Prompt:
Copy every line, leaving nothing out and adding nothing.

Dataset content:

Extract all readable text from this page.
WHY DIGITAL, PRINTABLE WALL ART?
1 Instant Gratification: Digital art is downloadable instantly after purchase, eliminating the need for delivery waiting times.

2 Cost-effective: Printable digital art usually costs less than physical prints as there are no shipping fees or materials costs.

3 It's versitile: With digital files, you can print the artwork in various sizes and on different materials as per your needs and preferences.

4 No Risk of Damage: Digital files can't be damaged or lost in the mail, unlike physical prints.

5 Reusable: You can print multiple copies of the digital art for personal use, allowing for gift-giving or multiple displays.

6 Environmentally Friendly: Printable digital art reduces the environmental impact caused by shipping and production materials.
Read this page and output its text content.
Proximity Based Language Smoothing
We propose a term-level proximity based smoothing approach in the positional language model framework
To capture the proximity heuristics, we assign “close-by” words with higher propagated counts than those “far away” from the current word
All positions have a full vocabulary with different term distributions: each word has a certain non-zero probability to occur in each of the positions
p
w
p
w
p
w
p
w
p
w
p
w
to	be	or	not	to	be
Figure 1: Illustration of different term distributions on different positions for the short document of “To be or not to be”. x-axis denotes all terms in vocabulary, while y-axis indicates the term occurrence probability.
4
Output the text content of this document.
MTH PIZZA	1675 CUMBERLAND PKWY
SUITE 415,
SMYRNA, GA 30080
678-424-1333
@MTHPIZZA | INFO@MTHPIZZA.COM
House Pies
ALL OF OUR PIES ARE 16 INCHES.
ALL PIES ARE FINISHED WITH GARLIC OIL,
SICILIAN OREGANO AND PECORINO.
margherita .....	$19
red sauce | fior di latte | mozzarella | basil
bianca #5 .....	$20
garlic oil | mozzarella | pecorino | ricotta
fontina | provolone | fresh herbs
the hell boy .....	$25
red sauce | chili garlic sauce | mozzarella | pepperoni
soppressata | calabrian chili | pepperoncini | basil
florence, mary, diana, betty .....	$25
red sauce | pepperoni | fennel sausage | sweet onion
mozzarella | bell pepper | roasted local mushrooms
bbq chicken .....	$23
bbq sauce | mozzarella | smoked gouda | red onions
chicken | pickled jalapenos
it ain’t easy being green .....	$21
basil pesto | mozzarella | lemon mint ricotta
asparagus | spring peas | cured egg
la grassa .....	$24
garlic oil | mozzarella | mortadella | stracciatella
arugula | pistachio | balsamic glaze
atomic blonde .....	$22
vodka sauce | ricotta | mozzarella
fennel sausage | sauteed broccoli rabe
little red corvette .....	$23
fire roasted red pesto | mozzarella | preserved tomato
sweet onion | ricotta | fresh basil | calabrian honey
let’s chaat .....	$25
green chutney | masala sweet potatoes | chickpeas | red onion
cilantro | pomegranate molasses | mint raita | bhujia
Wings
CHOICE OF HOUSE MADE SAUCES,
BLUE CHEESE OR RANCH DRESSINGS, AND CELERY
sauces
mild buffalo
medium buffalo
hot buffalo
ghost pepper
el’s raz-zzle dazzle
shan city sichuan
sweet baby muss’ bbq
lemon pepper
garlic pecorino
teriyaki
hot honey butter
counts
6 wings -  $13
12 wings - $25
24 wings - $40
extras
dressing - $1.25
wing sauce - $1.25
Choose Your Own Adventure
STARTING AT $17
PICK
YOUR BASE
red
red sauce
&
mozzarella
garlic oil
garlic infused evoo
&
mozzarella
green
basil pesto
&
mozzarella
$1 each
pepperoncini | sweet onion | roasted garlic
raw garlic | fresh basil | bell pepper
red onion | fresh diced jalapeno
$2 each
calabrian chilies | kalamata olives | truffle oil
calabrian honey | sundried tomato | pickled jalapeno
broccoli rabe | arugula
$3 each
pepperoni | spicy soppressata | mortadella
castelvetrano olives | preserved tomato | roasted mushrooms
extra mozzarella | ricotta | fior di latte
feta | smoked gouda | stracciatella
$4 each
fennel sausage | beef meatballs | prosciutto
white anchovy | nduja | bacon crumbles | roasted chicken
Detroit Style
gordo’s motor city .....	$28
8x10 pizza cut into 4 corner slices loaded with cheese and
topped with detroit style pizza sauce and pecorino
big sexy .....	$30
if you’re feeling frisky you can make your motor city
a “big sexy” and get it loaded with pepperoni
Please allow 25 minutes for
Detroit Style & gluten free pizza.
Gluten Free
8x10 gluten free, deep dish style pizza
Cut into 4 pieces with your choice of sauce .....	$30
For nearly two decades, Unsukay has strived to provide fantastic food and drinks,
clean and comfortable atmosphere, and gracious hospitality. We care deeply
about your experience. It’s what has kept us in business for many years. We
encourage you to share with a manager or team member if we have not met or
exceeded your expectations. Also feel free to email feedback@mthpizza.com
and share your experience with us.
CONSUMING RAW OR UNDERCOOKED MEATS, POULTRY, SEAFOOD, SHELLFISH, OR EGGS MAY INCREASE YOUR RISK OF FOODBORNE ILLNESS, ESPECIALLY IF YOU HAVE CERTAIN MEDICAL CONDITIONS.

Final answer:
Extract all readable text from this page.
WHY DIGITAL, PRINTABLE WALL ART?
1 Instant Gratification: Digital art is downloadable instantly after purchase, eliminating the need for delivery waiting times.

2 Cost-effective: Printable digital art usually costs less than physical prints as there are no shipping fees or materials costs.

3 It's versitile: With digital files, you can print the artwork in various sizes and on different materials as per your needs and preferences.

4 No Risk of Damage: Digital files can't be damaged or lost in the mail, unlike physical prints.

5 Reusable: You can print multiple copies of the digital art for personal use, allowing for gift-giving or multiple displays.

6 Environmentally Friendly: Printable digital art reduces the environmental impact caused by shipping and production materials.
Read this page and output its text content.
Proximity Based Language Smoothing
We propose a term-level proximity based smoothing approach in the positional language model framework
To capture the proximity heuristics, we assign “close-by” words with higher propagated counts than those “far away” from the current word
All positions have a full vocabulary with different term distributions: each word has a certain non-zero probability to occur in each of the positions
p
w
p
w
p
w
p
w
p
w
p
w
to	be	or	not	to	be
Figure 1: Illustration of different term distributions on different positions for the short document of “To be or not to be”. x-axis denotes all terms in vocabulary, while y-axis indicates the term occurrence probability.
4
Output the text content of this document.
MTH PIZZA	1675 CUMBERLAND PKWY
SUITE 415,
SMYRNA, GA 30080
678-424-1333
@MTHPIZZA | INFO@MTHPIZZA.COM
House Pies
ALL OF OUR PIES ARE 16 INCHES.
ALL PIES ARE FINISHED WITH GARLIC OIL,
SICILIAN OREGANO AND PECORINO.
margherita .....	$19
red sauce | fior di latte | mozzarella | basil
bianca #5 .....	$20
garlic oil | mozzarella | pecorino | ricotta
fontina | provolone | fresh herbs
the hell boy .....	$25
red sauce | chili garlic sauce | mozzarella | pepperoni
soppressata | calabrian chili | pepperoncini | basil
florence, mary, diana, betty .....	$25
red sauce | pepperoni | fennel sausage | sweet onion
mozzarella | bell pepper | roasted local mushrooms
bbq chicken .....	$23
bbq sauce | mozzarella | smoked gouda | red onions
chicken | pickled jalapenos
it ain’t easy being green .....	$21
basil pesto | mozzarella | lemon mint ricotta
asparagus | spring peas | cured egg
la grassa .....	$24
garlic oil | mozzarella | mortadella | stracciatella
arugula | pistachio | balsamic glaze
atomic blonde .....	$22
vodka sauce | ricotta | mozzarella
fennel sausage | sauteed broccoli rabe
little red corvette .....	$23
fire roasted red pesto | mozzarella | preserved tomato
sweet onion | ricotta | fresh basil | calabrian honey
let’s chaat .....	$25
green chutney | masala sweet potatoes | chickpeas | red onion
cilantro | pomegranate molasses | mint raita | bhujia
Wings
CHOICE OF HOUSE MADE SAUCES,
BLUE CHEESE OR RANCH DRESSINGS, AND CELERY
sauces
mild buffalo
medium buffalo
hot buffalo
ghost pepper
el’s raz-zzle dazzle
shan city sichuan
sweet baby muss’ bbq
lemon pepper
garlic pecorino
teriyaki
hot honey butter
counts
6 wings -  $13
12 wings - $25
24 wings - $40
extras
dressing - $1.25
wing sauce - $1.25
Choose Your Own Adventure
STARTING AT $17
PICK
YOUR BASE
red
red sauce
&
mozzarella
garlic oil
garlic infused evoo
&
mozzarella
green
basil pesto
&
mozzarella
$1 each
pepperoncini | sweet onion | roasted garlic
raw garlic | fresh basil | bell pepper
red onion | fresh diced jalapeno
$2 each
calabrian chilies | kalamata olives | truffle oil
calabrian honey | sundried tomato | pickled jalapeno
broccoli rabe | arugula
$3 each
pepperoni | spicy soppressata | mortadella
castelvetrano olives | preserved tomato | roasted mushrooms
extra mozzarella | ricotta | fior di latte
feta | smoked gouda | stracciatella
$4 each
fennel sausage | beef meatballs | prosciutto
white anchovy | nduja | bacon crumbles | roasted chicken
Detroit Style
gordo’s motor city .....	$28
8x10 pizza cut into 4 corner slices loaded with cheese and
topped with detroit style pizza sauce and pecorino
big sexy .....	$30
if you’re feeling frisky you can make your motor city
a “big sexy” and get it loaded with pepperoni
Please allow 25 minutes for
Detroit Style & gluten free pizza.
Gluten Free
8x10 gluten free, deep dish style pizza
Cut into 4 pieces with your choice of sauce .....	$30
For nearly two decades, Unsukay has strived to provide fantastic food and drinks,
clean and comfortable atmosphere, and gracious hospitality. We care deeply
about your experience. It’s what has kept us in business for many years. We
encourage you to share with a manager or team member if we have not met or
exceeded your expectations. Also feel free to email feedback@mthpizza.com
and share your experience with us.
CONSUMING RAW OR UNDERCOOKED MEATS, POULTRY, SEAFOOD, SHELLFISH, OR EGGS MAY INCREASE YOUR RISK OF FOODBORNE ILLNESS, ESPECIALLY IF YOU HAVE CERTAIN MEDICAL CONDITIONS.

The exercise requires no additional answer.